Records for the exercise:
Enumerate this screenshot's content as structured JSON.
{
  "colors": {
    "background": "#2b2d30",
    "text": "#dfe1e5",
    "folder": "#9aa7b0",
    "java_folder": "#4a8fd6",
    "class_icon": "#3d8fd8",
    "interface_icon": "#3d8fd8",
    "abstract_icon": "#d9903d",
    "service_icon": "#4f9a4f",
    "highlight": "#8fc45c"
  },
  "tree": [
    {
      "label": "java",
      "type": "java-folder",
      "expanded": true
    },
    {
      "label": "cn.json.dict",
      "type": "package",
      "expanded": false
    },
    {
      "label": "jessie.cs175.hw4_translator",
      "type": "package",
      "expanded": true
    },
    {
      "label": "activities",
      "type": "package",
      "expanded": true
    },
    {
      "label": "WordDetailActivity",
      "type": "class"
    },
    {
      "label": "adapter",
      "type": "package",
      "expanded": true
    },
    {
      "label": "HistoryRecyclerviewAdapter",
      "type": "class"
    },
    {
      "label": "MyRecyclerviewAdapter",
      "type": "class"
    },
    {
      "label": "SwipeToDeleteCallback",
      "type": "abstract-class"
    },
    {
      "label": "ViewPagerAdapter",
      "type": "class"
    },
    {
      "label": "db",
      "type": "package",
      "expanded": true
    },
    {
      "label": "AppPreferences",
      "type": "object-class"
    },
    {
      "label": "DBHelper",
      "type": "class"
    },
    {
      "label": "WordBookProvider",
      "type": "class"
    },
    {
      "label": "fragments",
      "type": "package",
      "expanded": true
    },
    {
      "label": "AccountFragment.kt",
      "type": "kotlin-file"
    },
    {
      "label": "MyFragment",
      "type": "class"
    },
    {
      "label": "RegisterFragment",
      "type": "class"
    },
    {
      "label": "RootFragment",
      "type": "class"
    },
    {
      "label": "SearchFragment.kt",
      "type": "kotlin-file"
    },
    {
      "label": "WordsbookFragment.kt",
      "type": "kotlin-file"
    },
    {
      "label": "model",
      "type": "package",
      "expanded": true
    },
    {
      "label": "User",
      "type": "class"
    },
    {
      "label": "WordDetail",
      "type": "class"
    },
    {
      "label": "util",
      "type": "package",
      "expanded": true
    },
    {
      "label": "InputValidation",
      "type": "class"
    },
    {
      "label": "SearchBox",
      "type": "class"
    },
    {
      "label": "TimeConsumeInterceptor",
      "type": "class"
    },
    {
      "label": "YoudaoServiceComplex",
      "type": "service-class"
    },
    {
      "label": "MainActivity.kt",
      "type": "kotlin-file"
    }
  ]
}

Exercise prompt: Retype the whole listing, matching it exactly.

Result:
Enumerate this screenshot's content as structured JSON.
{
  "colors": {
    "background": "#2b2d30",
    "text": "#dfe1e5",
    "folder": "#9aa7b0",
    "java_folder": "#4a8fd6",
    "class_icon": "#3d8fd8",
    "interface_icon": "#3d8fd8",
    "abstract_icon": "#d9903d",
    "service_icon": "#4f9a4f",
    "highlight": "#8fc45c"
  },
  "tree": [
    {
      "label": "java",
      "type": "java-folder",
      "expanded": true
    },
    {
      "label": "cn.json.dict",
      "type": "package",
      "expanded": false
    },
    {
      "label": "jessie.cs175.hw4_translator",
      "type": "package",
      "expanded": true
    },
    {
      "label": "activities",
      "type": "package",
      "expanded": true
    },
    {
      "label": "WordDetailActivity",
      "type": "class"
    },
    {
      "label": "adapter",
      "type": "package",
      "expanded": true
    },
    {
      "label": "HistoryRecyclerviewAdapter",
      "type": "class"
    },
    {
      "label": "MyRecyclerviewAdapter",
      "type": "class"
    },
    {
      "label": "SwipeToDeleteCallback",
      "type": "abstract-class"
    },
    {
      "label": "ViewPagerAdapter",
      "type": "class"
    },
    {
      "label": "db",
      "type": "package",
      "expanded": true
    },
    {
      "label": "AppPreferences",
      "type": "object-class"
    },
    {
      "label": "DBHelper",
      "type": "class"
    },
    {
      "label": "WordBookProvider",
      "type": "class"
    },
    {
      "label": "fragments",
      "type": "package",
      "expanded": true
    },
    {
      "label": "AccountFragment.kt",
      "type": "kotlin-file"
    },
    {
      "label": "MyFragment",
      "type": "class"
    },
    {
      "label": "RegisterFragment",
      "type": "class"
    },
    {
      "label": "RootFragment",
      "type": "class"
    },
    {
      "label": "SearchFragment.kt",
      "type": "kotlin-file"
    },
    {
      "label": "WordsbookFragment.kt",
      "type": "kotlin-file"
    },
    {
      "label": "model",
      "type": "package",
      "expanded": true
    },
    {
      "label": "User",
      "type": "class"
    },
    {
      "label": "WordDetail",
      "type": "class"
    },
    {
      "label": "util",
      "type": "package",
      "expanded": true
    },
    {
      "label": "InputValidation",
      "type": "class"
    },
    {
      "label": "SearchBox",
      "type": "class"
    },
    {
      "label": "TimeConsumeInterceptor",
      "type": "class"
    },
    {
      "label": "YoudaoServiceComplex",
      "type": "service-class"
    },
    {
      "label": "MainActivity.kt",
      "type": "kotlin-file"
    }
  ]
}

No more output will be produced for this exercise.